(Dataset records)
** Begin **

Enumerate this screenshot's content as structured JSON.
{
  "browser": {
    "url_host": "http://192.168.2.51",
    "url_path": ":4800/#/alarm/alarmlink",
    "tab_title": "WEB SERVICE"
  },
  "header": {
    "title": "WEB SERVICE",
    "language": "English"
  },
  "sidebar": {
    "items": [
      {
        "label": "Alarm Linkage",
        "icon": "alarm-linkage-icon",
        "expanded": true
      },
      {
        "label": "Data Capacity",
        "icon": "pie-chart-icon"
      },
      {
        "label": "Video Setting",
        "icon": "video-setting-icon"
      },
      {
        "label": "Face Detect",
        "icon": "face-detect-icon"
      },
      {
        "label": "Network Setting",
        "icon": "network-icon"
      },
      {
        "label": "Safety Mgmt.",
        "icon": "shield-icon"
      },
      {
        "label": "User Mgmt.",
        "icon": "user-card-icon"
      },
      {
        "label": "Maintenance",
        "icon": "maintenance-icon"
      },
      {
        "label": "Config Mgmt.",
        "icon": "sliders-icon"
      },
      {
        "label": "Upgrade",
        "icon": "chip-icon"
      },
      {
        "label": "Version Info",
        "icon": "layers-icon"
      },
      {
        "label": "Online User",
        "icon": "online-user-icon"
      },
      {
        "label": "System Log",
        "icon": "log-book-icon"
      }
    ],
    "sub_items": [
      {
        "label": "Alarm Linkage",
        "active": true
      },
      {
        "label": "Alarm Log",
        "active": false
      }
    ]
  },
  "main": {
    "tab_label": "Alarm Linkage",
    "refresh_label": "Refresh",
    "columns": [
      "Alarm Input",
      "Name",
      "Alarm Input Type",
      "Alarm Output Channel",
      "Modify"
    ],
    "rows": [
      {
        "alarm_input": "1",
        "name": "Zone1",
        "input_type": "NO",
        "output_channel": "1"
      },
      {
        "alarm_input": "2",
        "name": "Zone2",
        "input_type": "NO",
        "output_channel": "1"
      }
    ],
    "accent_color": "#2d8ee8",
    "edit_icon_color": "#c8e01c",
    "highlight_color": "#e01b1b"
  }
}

** End **

Repeat the material from above exactly, word for word.

Enumerate this screenshot's content as structured JSON.
{
  "browser": {
    "url_host": "http://192.168.2.51",
    "url_path": ":4800/#/alarm/alarmlink",
    "tab_title": "WEB SERVICE"
  },
  "header": {
    "title": "WEB SERVICE",
    "language": "English"
  },
  "sidebar": {
    "items": [
      {
        "label": "Alarm Linkage",
        "icon": "alarm-linkage-icon",
        "expanded": true
      },
      {
        "label": "Data Capacity",
        "icon": "pie-chart-icon"
      },
      {
        "label": "Video Setting",
        "icon": "video-setting-icon"
      },
      {
        "label": "Face Detect",
        "icon": "face-detect-icon"
      },
      {
        "label": "Network Setting",
        "icon": "network-icon"
      },
      {
        "label": "Safety Mgmt.",
        "icon": "shield-icon"
      },
      {
        "label": "User Mgmt.",
        "icon": "user-card-icon"
      },
      {
        "label": "Maintenance",
        "icon": "maintenance-icon"
      },
      {
        "label": "Config Mgmt.",
        "icon": "sliders-icon"
      },
      {
        "label": "Upgrade",
        "icon": "chip-icon"
      },
      {
        "label": "Version Info",
        "icon": "layers-icon"
      },
      {
        "label": "Online User",
        "icon": "online-user-icon"
      },
      {
        "label": "System Log",
        "icon": "log-book-icon"
      }
    ],
    "sub_items": [
      {
        "label": "Alarm Linkage",
        "active": true
      },
      {
        "label": "Alarm Log",
        "active": false
      }
    ]
  },
  "main": {
    "tab_label": "Alarm Linkage",
    "refresh_label": "Refresh",
    "columns": [
      "Alarm Input",
      "Name",
      "Alarm Input Type",
      "Alarm Output Channel",
      "Modify"
    ],
    "rows": [
      {
        "alarm_input": "1",
        "name": "Zone1",
        "input_type": "NO",
        "output_channel": "1"
      },
      {
        "alarm_input": "2",
        "name": "Zone2",
        "input_type": "NO",
        "output_channel": "1"
      }
    ],
    "accent_color": "#2d8ee8",
    "edit_icon_color": "#c8e01c",
    "highlight_color": "#e01b1b"
  }
}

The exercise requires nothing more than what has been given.